Exercise brief → Reproduce each line exactly. Skip none.

[Dataset excerpt]

— BEGIN —

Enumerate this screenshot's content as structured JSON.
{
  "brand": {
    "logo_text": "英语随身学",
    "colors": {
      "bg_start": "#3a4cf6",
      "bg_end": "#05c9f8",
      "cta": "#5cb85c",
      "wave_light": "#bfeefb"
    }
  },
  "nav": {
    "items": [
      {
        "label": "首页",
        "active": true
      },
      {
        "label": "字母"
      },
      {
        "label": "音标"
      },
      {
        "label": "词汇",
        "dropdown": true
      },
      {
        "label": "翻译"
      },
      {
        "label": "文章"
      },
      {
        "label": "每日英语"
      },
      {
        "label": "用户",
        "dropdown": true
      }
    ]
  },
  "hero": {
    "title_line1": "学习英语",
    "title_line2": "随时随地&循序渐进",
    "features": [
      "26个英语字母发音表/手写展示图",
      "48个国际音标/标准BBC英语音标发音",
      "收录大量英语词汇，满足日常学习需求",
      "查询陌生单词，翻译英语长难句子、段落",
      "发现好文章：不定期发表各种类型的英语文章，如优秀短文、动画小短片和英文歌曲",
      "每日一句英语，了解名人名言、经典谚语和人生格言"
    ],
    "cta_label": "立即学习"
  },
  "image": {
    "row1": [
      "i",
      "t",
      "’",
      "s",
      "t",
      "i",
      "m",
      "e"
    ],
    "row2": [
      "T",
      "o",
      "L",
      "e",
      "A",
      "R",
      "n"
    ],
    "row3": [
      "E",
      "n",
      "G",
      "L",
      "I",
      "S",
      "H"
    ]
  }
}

— END —

Result →
Enumerate this screenshot's content as structured JSON.
{
  "brand": {
    "logo_text": "英语随身学",
    "colors": {
      "bg_start": "#3a4cf6",
      "bg_end": "#05c9f8",
      "cta": "#5cb85c",
      "wave_light": "#bfeefb"
    }
  },
  "nav": {
    "items": [
      {
        "label": "首页",
        "active": true
      },
      {
        "label": "字母"
      },
      {
        "label": "音标"
      },
      {
        "label": "词汇",
        "dropdown": true
      },
      {
        "label": "翻译"
      },
      {
        "label": "文章"
      },
      {
        "label": "每日英语"
      },
      {
        "label": "用户",
        "dropdown": true
      }
    ]
  },
  "hero": {
    "title_line1": "学习英语",
    "title_line2": "随时随地&循序渐进",
    "features": [
      "26个英语字母发音表/手写展示图",
      "48个国际音标/标准BBC英语音标发音",
      "收录大量英语词汇，满足日常学习需求",
      "查询陌生单词，翻译英语长难句子、段落",
      "发现好文章：不定期发表各种类型的英语文章，如优秀短文、动画小短片和英文歌曲",
      "每日一句英语，了解名人名言、经典谚语和人生格言"
    ],
    "cta_label": "立即学习"
  },
  "image": {
    "row1": [
      "i",
      "t",
      "’",
      "s",
      "t",
      "i",
      "m",
      "e"
    ],
    "row2": [
      "T",
      "o",
      "L",
      "e",
      "A",
      "R",
      "n"
    ],
    "row3": [
      "E",
      "n",
      "G",
      "L",
      "I",
      "S",
      "H"
    ]
  }
}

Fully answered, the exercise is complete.